## PAGE EXCERPT:

%%

Born on July 9, 1947, O.J. Simpson is 72 years old today. We thought his birthday was a fitting day to revisit the interesting publication history of his notorious "tell-all", If I Did It, so we're republishing our post on it here.
We are always fascinated by a book’s road to publication. From its author’s efforts to get his or her story on paper, to its editor’s work, to the actual publishing of the book, it’s a nuanced process, filled with highs and lows. O.J. Simpson—the most notorious subject in a criminal trial in the last century—penned If I Did It (with the help of a ghost writer), and the book’s publication history is an interesting one, making first editions highly collectible.
It’s easy to assume that any book written by the alleged criminal, ex-NFL player, and Heisman trophy winner would garner substantial interest. However, If I Did It, Simpson’s hypothetical tell-all about the murders of his ex-wife Nicole Brown Simpson and her friend Ron Goldman, is an special case.
The criminal and civil trials took place in 1995 and 1997, respectively. The criminal trial was the most widely publicized in history. Not only was Simpson a public figure, but when he was supposed to turn himself in, he ended up leading police on a slow-speed chase in his now legendary Ford Bronco. Every major news outlet interrupted coverage of the NBA Finals—which reached millions of people—to broadcast the car chase.
By the time Simpson went on trial, the country was spell bound. Issues of race and police behavior took center stage, woven throughout the defense and prosecution’s best efforts to argue their cases. Most everyone knows the outcome: the jury found Simpson not guilty in his criminal case, but he was found unanimously responsible in the civil lawsuit and ordered to pay $35 million to the families.
When Simpson started promoting his new book If I Did It with a publicity tour, recording an interview with Fox, and teasing his story as the one “the whole world got wrong”, the backlash was fierce.
Obviously the subject matter is incredibly sensitive for the Brown and Goldman families. In response to the book’s forthcoming publication and the scheduled TV interview, Fred Goldman, Ron’s father, told ABC News, “He destroyed my son and took from my family Ron's future and life. And for that I'll hate him always and find him despicable."

%%

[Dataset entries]
%%

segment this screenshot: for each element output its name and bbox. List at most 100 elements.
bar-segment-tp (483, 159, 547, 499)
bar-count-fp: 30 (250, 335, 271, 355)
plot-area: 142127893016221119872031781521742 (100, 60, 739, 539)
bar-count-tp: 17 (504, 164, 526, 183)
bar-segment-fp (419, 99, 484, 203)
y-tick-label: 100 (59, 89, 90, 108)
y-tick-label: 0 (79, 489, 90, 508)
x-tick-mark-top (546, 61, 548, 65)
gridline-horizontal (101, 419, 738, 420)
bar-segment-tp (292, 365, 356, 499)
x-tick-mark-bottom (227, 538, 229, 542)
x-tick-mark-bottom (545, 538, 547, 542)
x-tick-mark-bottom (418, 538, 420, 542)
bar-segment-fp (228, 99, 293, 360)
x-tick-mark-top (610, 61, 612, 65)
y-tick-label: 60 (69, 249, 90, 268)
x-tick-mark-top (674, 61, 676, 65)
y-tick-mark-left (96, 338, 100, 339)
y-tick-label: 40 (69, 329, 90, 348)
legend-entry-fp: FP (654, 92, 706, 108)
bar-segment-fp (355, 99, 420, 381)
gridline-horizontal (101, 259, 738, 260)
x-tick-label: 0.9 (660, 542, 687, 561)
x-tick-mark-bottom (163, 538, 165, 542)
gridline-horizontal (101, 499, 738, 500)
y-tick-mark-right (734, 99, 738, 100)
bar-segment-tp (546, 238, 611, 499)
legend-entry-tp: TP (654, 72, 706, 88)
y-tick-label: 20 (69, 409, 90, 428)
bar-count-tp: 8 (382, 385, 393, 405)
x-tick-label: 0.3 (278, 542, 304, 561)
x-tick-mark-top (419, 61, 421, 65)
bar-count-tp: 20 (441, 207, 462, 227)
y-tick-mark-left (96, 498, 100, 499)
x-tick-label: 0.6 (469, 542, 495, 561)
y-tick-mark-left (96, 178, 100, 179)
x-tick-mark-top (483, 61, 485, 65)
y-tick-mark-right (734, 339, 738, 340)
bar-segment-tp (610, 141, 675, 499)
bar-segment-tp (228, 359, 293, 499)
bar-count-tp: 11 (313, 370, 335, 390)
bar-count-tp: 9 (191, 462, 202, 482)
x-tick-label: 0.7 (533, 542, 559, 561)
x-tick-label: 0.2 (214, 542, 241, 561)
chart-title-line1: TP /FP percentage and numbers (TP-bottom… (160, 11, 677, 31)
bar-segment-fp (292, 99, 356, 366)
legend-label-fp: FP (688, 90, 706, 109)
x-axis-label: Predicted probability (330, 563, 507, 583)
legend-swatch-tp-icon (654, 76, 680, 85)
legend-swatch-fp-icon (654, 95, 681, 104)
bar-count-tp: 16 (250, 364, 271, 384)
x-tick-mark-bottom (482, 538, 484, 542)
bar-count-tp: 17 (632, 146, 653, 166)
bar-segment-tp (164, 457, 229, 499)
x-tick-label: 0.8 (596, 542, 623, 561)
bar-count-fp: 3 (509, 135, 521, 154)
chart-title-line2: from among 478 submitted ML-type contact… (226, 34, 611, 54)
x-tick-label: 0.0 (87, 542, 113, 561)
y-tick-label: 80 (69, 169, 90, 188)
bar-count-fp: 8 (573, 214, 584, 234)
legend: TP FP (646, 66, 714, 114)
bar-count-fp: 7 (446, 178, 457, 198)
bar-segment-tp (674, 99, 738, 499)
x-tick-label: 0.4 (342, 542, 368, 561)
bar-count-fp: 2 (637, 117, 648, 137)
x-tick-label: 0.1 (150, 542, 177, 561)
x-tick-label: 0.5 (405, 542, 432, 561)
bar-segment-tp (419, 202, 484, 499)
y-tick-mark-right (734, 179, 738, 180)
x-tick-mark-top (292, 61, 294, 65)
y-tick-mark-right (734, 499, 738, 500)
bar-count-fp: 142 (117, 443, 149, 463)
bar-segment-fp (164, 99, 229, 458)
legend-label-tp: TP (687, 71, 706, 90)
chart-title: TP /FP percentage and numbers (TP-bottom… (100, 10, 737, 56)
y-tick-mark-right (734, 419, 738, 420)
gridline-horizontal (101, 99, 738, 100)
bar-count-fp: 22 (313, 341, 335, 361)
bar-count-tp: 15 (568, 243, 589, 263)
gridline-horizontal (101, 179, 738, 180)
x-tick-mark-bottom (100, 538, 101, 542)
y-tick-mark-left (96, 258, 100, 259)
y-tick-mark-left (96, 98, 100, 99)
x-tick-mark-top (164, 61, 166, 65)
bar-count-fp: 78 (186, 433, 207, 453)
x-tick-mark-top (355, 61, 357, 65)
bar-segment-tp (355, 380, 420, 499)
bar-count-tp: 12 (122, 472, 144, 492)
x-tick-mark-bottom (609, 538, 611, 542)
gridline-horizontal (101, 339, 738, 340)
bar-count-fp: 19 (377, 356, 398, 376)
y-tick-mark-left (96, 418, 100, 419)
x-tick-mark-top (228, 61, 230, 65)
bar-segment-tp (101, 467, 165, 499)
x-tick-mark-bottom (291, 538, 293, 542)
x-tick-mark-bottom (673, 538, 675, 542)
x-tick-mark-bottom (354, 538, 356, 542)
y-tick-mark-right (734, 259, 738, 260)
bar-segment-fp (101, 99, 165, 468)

%%

## THINGS TO DO:
a: Answer these questions about the post on O.J. Simpson's book If I Did It, one line each.
(i) In what years did the criminal and civil trials take place?
(ii) What amount was Simpson ordered to pay the families in the civil lawsuit?
(iii) Who told ABC News that Simpson "destroyed my son"?
b: Carry on the post about O.J. Simpson's book If I Did It, starting after its final sentence.

## EXERCISE ANSWERS:
a:
(i) The criminal trial took place in 1995 and the civil trial in 1997.
(ii) He was ordered to pay $35 million.
(iii) Fred Goldman, Ron Goldman's father, said it.

b:
The public, too, was outraged at the thought of Simpson profiting from such a tell-all and at his audacity in writing a book titled If I Did It when so many believed that there was no “if” in the equation—many believed that he did do it.
When faced with these outside pressures, News Corp. panned both the book and the airing of the TV interview. In a statement, Rupert Murdoch, chairman of News Corp., said, “I and senior management agree with the American public that this was an ill-considered project."
In response, the publishing industry was in shock. An article in the Washington Post noted that “a book's removal simply for objectionable content is virtually unheard of” and the cancellation “was an astonishing end to a story like no other.”
However, that wasn’t the end. In 2006, after the cancellation of the TV special, ReganBooks, a division of HarperCollins, who was set to publish the book, destroyed nearly all of the first edition copies. Copies that survive are very rare and extremely collectible. First editions with in-tact dust-jackets (see photo) and in fine condition throughout will fetch a sum of several thousand dollars.
Judith Regan, the prospective publisher, was criticized for her role. In an article published in Vanity Fair, James Wolcott goes so far as to say, “the ghoulish sanctimony of Judith Regan's entrepreneurial gusto that attended it” was part of the “banal horror” of the book.
When the book’s publication was cancelled, Regan published an 8 page defense titled “Why I Did It” in which she states, “I made the decision to publish this book, and to sit face to face with the killer, because I wanted him, and the men who broke my heart and your hearts, to tell the truth, to confess their sins, to do penance and to amend their lives...I contracted through a third party who owns the rights, and I was told the money would go to his children. That much I could live with." Regan was fired by HarperCollins in December of 2006.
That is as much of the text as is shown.